-- Selection start --
To appreciate fully Jesus’ righteous intolerance of sin, we must remember that He is one with God the Father, who describes Himself repeatedly as a “jealous God” (Exodus 20:5, 34:14; Deuteronomy 4:24, 5:9, 6:15; 32:16, 21; Joshua 24:19, Nahum 1:2, Zechariah 1:14).
Unfortunately, many have taken offense to the word “jealous,” due to a misapprehension of its true meaning.
To be jealous is simply to advance one’s rights to the exclusion of the rights of others, or to put it another way, to be intolerant of any rivalry or unfaithfulness.
For example, a husband has exclusive rights to his wife. If another man tries to encroach upon the husband’s marital rights, then the husband is jealous, not of his wife, but for his marriage.
In the same way, but to an infinitely greater degree, God is jealous for His church. For God to be jealous signifies the advancement of His glory over anything that we would substitute for it. This would include not only literal idols and false gods, but also the figurative idolatry shown by our elevating anything that is not God above God.
He has made us, and we are His. As such, it is His everlasting right to have our unending devotion, worship and praise. Nothing else, and no one else, has a right to these.
-- Selection end --
-- Available data start --
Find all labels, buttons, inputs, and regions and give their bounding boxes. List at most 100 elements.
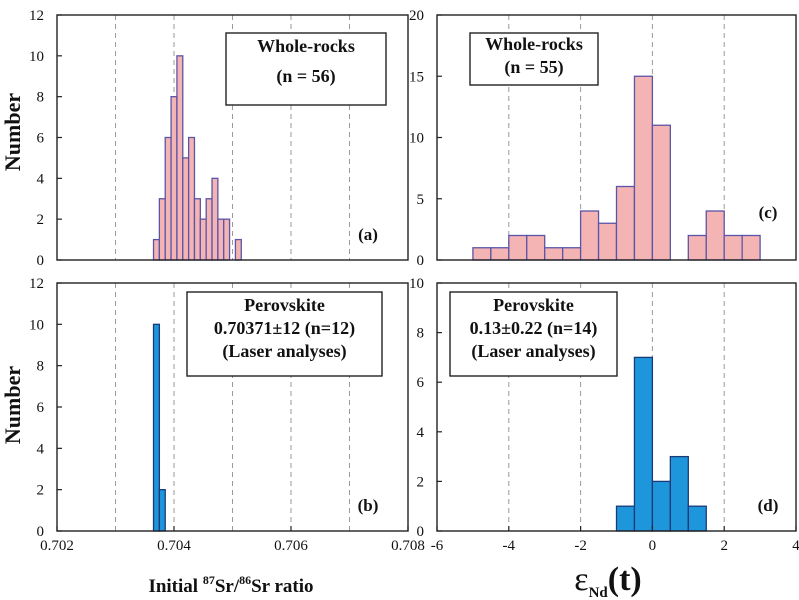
-- Available data end --
# Exercise set
[1] Answer these questions about the passage on God's jealousy, one answer per line:
(a) How does the passage define being jealous?
(b) In the husband example, what is the husband jealous for?
(c) What does the passage say is God's everlasting right to receive from us?
[2] Write out the passage on God's jealousy word for word, everything from "To appreciate fully" down to "rivalry or unfaithfulness.".

# The solutions
[1]
(a) Being jealous is to advance one's rights to the exclusion of the rights of others, or to be intolerant of any rivalry or unfaithfulness.
(b) The husband is jealous for his marriage, not of his wife.
(c) God has the everlasting right to our unending devotion, worship and praise.

[2]
To appreciate fully Jesus’ righteous intolerance of sin, we must remember that He is one with God the Father, who describes Himself repeatedly as a “jealous God” (Exodus 20:5, 34:14; Deuteronomy 4:24, 5:9, 6:15; 32:16, 21; Joshua 24:19, Nahum 1:2, Zechariah 1:14).
Unfortunately, many have taken offense to the word “jealous,” due to a misapprehension of its true meaning.
To be jealous is simply to advance one’s rights to the exclusion of the rights of others, or to put it another way, to be intolerant of any rivalry or unfaithfulness.